[Set problem]
Look below. Copy each line that has "строительных" in it.

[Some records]
####################

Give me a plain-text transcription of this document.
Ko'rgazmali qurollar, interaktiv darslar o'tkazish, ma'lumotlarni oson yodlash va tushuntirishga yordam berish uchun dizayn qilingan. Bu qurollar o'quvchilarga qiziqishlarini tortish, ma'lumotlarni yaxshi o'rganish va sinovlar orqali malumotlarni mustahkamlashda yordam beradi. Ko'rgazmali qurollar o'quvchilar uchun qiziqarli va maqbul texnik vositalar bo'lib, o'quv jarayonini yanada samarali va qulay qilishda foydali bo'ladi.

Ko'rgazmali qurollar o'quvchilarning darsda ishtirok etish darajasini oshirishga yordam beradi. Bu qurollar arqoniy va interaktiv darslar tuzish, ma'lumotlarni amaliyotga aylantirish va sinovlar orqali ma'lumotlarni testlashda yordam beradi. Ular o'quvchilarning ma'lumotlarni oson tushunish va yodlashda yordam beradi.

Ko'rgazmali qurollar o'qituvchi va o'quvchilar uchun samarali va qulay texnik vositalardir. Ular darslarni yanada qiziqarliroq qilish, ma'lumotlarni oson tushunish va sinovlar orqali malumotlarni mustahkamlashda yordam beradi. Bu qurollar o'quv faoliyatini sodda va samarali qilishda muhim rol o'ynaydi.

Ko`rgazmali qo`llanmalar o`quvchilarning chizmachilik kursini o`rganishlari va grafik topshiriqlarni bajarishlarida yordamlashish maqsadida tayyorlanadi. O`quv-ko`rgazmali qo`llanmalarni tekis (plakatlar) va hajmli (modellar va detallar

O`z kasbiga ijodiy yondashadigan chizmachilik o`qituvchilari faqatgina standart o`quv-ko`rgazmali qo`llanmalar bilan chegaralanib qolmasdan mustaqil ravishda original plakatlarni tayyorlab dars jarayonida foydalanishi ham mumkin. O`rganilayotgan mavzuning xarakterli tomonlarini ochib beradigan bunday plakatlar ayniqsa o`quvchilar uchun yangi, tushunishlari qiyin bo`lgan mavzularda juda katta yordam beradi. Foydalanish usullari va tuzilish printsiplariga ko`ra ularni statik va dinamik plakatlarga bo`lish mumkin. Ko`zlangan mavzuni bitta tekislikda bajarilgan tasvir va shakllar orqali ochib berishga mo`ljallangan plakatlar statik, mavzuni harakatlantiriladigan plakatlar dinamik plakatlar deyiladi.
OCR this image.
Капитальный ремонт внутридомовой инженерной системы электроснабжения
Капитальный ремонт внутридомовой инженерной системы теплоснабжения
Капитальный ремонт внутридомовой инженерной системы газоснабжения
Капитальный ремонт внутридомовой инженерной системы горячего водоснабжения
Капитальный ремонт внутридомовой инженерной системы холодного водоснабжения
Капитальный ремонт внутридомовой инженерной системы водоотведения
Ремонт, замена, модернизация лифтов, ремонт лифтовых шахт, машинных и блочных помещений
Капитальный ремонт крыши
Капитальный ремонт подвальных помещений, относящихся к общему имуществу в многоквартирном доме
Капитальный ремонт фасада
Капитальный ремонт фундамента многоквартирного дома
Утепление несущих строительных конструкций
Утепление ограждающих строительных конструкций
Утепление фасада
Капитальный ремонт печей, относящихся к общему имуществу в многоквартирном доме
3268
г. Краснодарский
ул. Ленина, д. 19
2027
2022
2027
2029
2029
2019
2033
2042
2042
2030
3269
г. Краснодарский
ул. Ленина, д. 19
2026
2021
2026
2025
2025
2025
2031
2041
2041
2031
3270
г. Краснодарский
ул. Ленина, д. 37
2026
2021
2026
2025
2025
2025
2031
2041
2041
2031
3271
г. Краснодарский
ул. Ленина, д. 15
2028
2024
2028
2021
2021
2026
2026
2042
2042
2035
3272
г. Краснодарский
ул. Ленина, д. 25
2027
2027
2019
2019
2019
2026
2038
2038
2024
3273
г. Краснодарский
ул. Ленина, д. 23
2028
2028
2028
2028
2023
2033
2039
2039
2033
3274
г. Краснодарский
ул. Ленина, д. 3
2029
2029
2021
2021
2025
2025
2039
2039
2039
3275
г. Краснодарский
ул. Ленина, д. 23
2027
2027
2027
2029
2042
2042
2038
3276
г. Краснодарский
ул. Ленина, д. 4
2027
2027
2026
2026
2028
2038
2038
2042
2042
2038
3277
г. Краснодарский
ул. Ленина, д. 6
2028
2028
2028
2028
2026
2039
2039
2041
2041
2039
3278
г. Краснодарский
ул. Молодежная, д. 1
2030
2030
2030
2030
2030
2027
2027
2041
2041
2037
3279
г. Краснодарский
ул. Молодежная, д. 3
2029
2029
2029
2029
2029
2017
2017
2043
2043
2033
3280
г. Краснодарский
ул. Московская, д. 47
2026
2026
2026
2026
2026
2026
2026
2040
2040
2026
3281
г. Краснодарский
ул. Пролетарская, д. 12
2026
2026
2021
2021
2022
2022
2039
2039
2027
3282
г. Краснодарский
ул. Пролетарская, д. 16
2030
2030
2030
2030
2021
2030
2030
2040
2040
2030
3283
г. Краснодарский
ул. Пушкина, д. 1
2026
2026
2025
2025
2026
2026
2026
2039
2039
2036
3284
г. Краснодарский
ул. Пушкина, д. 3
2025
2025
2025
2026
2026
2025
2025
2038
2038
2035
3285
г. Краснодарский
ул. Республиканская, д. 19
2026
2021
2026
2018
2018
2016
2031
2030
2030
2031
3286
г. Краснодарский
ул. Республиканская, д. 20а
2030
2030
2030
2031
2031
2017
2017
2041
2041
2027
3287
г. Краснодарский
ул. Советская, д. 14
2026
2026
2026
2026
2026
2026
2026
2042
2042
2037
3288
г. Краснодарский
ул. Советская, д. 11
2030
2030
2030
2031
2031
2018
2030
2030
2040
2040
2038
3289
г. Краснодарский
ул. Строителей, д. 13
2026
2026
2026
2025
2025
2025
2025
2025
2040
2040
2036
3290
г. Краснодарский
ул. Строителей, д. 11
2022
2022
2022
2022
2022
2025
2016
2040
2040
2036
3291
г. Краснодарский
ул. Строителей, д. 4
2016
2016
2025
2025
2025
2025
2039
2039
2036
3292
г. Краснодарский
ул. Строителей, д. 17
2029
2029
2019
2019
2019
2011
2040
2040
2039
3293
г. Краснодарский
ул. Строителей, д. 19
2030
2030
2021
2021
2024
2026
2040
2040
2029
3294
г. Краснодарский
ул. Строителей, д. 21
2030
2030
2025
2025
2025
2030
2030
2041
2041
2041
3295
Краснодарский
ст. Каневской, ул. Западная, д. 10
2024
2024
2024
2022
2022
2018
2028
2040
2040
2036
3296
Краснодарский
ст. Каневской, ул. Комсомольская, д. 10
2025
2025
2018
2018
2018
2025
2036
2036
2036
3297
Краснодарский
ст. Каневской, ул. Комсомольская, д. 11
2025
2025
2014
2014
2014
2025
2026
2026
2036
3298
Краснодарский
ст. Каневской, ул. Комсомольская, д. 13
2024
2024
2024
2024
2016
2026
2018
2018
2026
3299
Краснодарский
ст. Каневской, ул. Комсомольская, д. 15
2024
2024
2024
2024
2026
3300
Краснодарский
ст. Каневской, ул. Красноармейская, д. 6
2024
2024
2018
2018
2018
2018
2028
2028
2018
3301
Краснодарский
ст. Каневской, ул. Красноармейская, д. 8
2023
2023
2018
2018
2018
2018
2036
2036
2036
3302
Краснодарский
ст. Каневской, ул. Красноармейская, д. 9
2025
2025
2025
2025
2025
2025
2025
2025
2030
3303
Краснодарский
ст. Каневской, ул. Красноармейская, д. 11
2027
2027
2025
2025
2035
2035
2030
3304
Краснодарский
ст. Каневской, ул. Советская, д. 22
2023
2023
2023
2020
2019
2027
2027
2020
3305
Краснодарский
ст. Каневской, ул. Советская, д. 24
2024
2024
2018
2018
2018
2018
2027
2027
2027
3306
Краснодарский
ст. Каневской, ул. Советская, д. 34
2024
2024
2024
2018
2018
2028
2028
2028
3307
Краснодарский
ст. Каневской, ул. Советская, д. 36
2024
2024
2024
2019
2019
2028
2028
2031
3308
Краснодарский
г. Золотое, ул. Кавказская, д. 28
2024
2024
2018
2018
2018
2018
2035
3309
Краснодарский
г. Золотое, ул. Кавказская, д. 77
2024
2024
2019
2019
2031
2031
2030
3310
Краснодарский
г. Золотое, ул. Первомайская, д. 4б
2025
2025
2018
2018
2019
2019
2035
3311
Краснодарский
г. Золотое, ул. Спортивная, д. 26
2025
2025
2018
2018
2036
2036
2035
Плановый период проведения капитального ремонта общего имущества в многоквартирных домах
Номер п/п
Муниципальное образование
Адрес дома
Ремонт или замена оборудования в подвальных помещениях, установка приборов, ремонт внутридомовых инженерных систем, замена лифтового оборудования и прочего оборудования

####################

[Task output]
Утепление несущих строительных конструкций
Утепление ограждающих строительных конструкций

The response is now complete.